* What is asked
Read through the records below and copy each line that uses the word "служба".

* Listed entries
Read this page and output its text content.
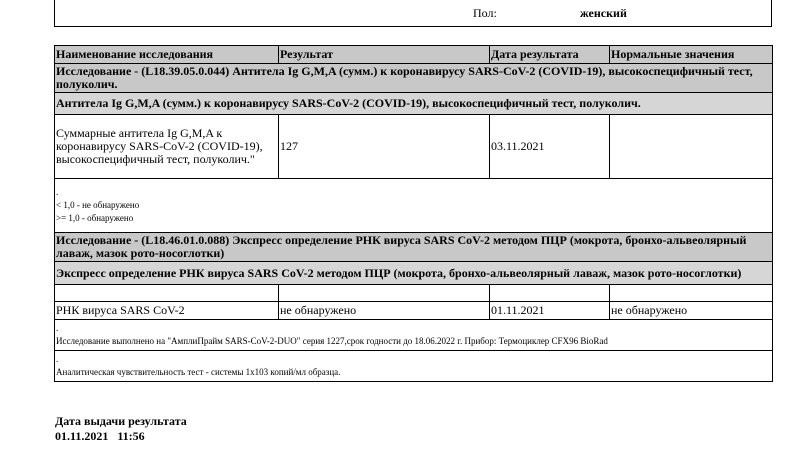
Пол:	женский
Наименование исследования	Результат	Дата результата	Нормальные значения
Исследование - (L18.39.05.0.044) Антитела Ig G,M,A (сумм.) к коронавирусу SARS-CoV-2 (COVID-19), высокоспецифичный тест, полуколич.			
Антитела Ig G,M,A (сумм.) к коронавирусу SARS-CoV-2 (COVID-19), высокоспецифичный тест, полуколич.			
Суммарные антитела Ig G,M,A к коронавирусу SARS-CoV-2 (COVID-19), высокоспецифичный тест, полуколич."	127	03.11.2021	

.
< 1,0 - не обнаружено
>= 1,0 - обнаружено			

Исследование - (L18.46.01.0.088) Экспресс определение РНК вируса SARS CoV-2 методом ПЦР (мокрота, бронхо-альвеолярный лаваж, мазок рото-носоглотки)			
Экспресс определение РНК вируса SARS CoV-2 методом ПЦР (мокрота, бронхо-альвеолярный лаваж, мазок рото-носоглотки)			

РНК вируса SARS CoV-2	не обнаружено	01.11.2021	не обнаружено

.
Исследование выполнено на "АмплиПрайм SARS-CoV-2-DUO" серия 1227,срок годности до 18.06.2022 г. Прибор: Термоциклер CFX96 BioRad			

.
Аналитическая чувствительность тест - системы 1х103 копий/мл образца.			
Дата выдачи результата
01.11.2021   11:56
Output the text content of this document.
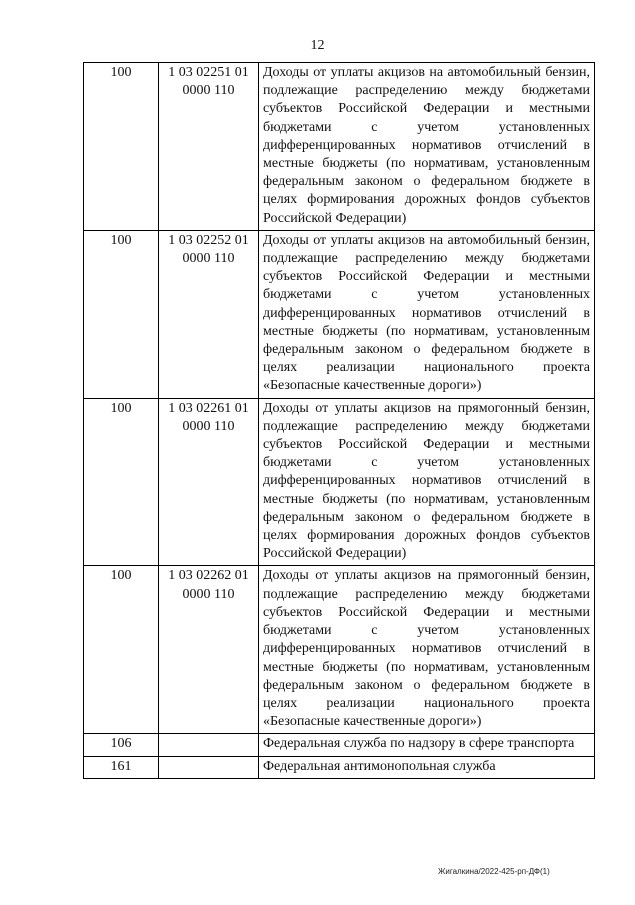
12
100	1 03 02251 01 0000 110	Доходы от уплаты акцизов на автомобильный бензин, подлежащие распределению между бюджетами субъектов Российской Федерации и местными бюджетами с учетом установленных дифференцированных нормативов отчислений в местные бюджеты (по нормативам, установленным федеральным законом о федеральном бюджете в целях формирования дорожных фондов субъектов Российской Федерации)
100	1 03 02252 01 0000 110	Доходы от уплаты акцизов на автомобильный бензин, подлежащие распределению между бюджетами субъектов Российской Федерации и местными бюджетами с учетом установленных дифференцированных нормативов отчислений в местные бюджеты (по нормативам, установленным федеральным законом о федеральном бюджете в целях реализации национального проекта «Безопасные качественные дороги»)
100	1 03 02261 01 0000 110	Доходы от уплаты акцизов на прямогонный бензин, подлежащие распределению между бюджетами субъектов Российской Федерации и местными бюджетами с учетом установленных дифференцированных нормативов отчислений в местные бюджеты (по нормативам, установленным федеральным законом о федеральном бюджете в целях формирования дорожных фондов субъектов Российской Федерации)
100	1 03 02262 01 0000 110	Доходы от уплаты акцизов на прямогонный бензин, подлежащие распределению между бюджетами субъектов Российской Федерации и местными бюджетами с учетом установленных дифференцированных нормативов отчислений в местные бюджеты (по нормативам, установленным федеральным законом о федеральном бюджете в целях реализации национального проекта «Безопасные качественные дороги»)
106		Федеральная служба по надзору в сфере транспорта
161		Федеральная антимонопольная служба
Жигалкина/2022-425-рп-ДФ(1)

* Exercise output
106		Федеральная служба по надзору в сфере транспорта
161		Федеральная антимонопольная служба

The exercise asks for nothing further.